■ Written request: Omit all pictures. Quote only the lines from the one with "What data was" through the end of the material below.

■ Items:
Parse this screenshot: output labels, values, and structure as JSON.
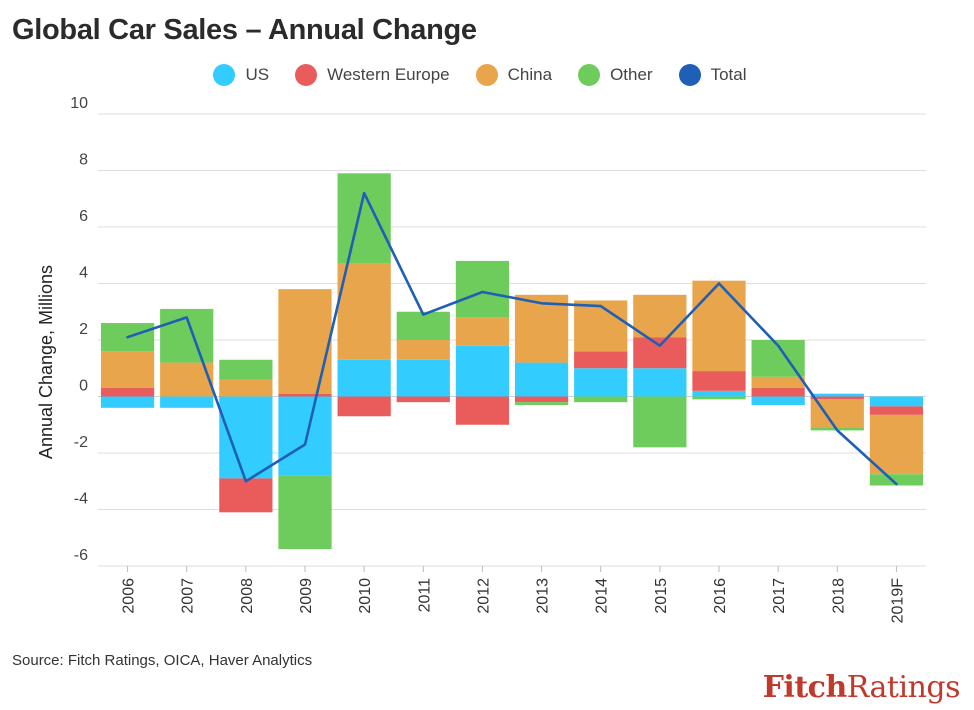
{
  "title": "Global Car Sales – Annual Change",
  "source": "Source: Fitch Ratings, OICA, Haver Analytics",
  "logo": {
    "part1": "Fitch",
    "part2": "Ratings"
  },
  "chart_data": {
    "type": "bar",
    "stacked": true,
    "title": "Global Car Sales – Annual Change",
    "ylabel": "Annual Change, Millions",
    "xlabel": "",
    "ylim": [
      -6,
      10
    ],
    "yticks": [
      10,
      8,
      6,
      4,
      2,
      0,
      -2,
      -4,
      -6
    ],
    "grid": true,
    "legend_position": "top",
    "categories": [
      "2006",
      "2007",
      "2008",
      "2009",
      "2010",
      "2011",
      "2012",
      "2013",
      "2014",
      "2015",
      "2016",
      "2017",
      "2018",
      "2019F"
    ],
    "series": [
      {
        "name": "US",
        "color": "#33ccff",
        "values": [
          -0.4,
          -0.4,
          -2.9,
          -2.8,
          1.3,
          1.3,
          1.8,
          1.2,
          1.0,
          1.0,
          0.2,
          -0.3,
          0.1,
          -0.35
        ]
      },
      {
        "name": "Western Europe",
        "color": "#ea5c5c",
        "values": [
          0.3,
          0.0,
          -1.2,
          0.1,
          -0.7,
          -0.2,
          -1.0,
          -0.2,
          0.6,
          1.1,
          0.7,
          0.3,
          -0.1,
          -0.3
        ]
      },
      {
        "name": "China",
        "color": "#e8a54b",
        "values": [
          1.3,
          1.2,
          0.6,
          3.7,
          3.4,
          0.7,
          1.0,
          2.4,
          1.8,
          1.5,
          3.2,
          0.4,
          -1.0,
          -2.1
        ]
      },
      {
        "name": "Other",
        "color": "#6ecc5c",
        "values": [
          1.0,
          1.9,
          0.7,
          -2.6,
          3.2,
          1.0,
          2.0,
          -0.1,
          -0.2,
          -1.8,
          -0.1,
          1.3,
          -0.1,
          -0.4
        ]
      }
    ],
    "total": {
      "name": "Total",
      "color": "#1f5fb5",
      "values": [
        2.1,
        2.8,
        -3.0,
        -1.7,
        7.2,
        2.9,
        3.7,
        3.3,
        3.2,
        1.8,
        4.0,
        1.8,
        -1.2,
        -3.1
      ]
    }
  }
}
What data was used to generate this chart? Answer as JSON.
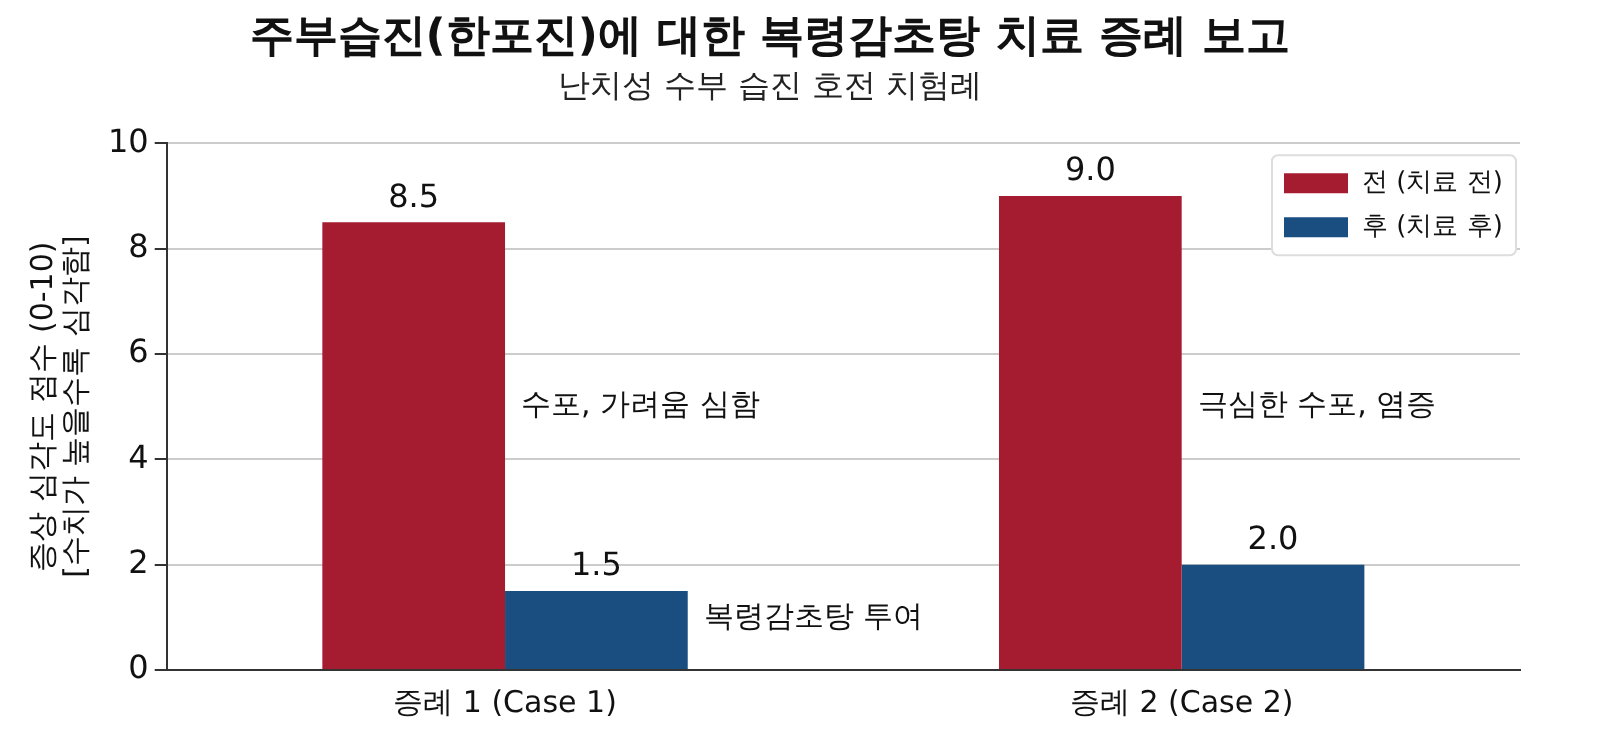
{
  "chart_data": {
    "type": "bar",
    "title": "주부습진(한포진)에 대한 복령감초탕 치료 증례 보고",
    "subtitle": "난치성 수부 습진 호전 치험례",
    "ylabel": "증상 심각도 점수 (0-10)\n[수치가 높을수록 심각함]",
    "categories": [
      "증례 1 (Case 1)",
      "증례 2 (Case 2)"
    ],
    "series": [
      {
        "name": "전 (치료 전)",
        "color": "#a51c30",
        "values": [
          8.5,
          9.0
        ],
        "value_labels": [
          "8.5",
          "9.0"
        ]
      },
      {
        "name": "후 (치료 후)",
        "color": "#1a4e80",
        "values": [
          1.5,
          2.0
        ],
        "value_labels": [
          "1.5",
          "2.0"
        ]
      }
    ],
    "ylim": [
      0,
      10
    ],
    "yticks": [
      0,
      2,
      4,
      6,
      8,
      10
    ],
    "grid": "y",
    "legend": "top right",
    "annotations": [
      {
        "text": "수포, 가려움 심함",
        "x": "증례 1 (Case 1)",
        "y": 5
      },
      "복령감초탕 투여",
      {
        "text": "극심한 수포, 염증",
        "x": "증례 2 (Case 2)",
        "y": 5
      }
    ]
  }
}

■ Task result:
What data was used to generate this chart? Answer as JSON.
{
  "chart_data": {
    "type": "bar",
    "title": "주부습진(한포진)에 대한 복령감초탕 치료 증례 보고",
    "subtitle": "난치성 수부 습진 호전 치험례",
    "ylabel": "증상 심각도 점수 (0-10)\n[수치가 높을수록 심각함]",
    "categories": [
      "증례 1 (Case 1)",
      "증례 2 (Case 2)"
    ],
    "series": [
      {
        "name": "전 (치료 전)",
        "color": "#a51c30",
        "values": [
          8.5,
          9.0
        ],
        "value_labels": [
          "8.5",
          "9.0"
        ]
      },
      {
        "name": "후 (치료 후)",
        "color": "#1a4e80",
        "values": [
          1.5,
          2.0
        ],
        "value_labels": [
          "1.5",
          "2.0"
        ]
      }
    ],
    "ylim": [
      0,
      10
    ],
    "yticks": [
      0,
      2,
      4,
      6,
      8,
      10
    ],
    "grid": "y",
    "legend": "top right",
    "annotations": [
      {
        "text": "수포, 가려움 심함",
        "x": "증례 1 (Case 1)",
        "y": 5
      },
      "복령감초탕 투여",
      {
        "text": "극심한 수포, 염증",
        "x": "증례 2 (Case 2)",
        "y": 5
      }
    ]
  }
}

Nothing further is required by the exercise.